YOUR TASK
Please transcribe the listing below in full and word for word, without its pictures.

## Start DATA LISTING

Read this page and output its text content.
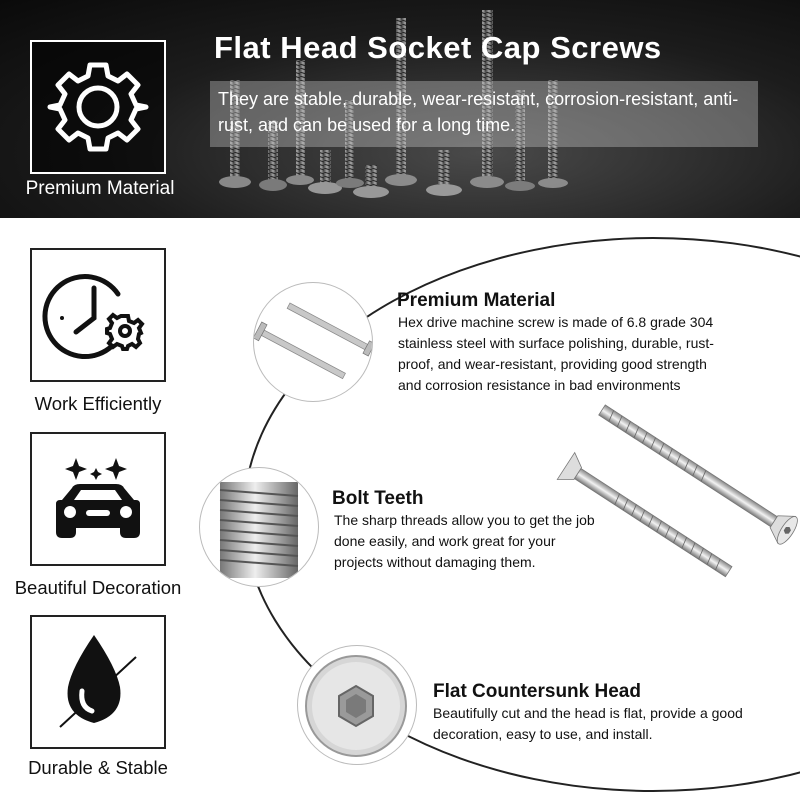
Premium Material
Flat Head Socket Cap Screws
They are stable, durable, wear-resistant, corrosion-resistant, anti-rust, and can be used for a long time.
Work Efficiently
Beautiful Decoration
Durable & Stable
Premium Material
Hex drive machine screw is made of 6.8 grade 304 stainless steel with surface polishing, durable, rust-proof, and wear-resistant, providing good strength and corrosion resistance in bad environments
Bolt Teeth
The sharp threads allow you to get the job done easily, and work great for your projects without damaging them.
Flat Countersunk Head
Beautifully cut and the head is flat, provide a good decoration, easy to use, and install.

## End DATA LISTING

PROBLEM SOLUTION
Read this page and output its text content.
Premium Material
Flat Head Socket Cap Screws
They are stable, durable, wear-resistant, corrosion-resistant, anti-rust, and can be used for a long time.
Work Efficiently
Beautiful Decoration
Durable & Stable
Premium Material
Hex drive machine screw is made of 6.8 grade 304 stainless steel with surface polishing, durable, rust-proof, and wear-resistant, providing good strength and corrosion resistance in bad environments
Bolt Teeth
The sharp threads allow you to get the job done easily, and work great for your projects without damaging them.
Flat Countersunk Head
Beautifully cut and the head is flat, provide a good decoration, easy to use, and install.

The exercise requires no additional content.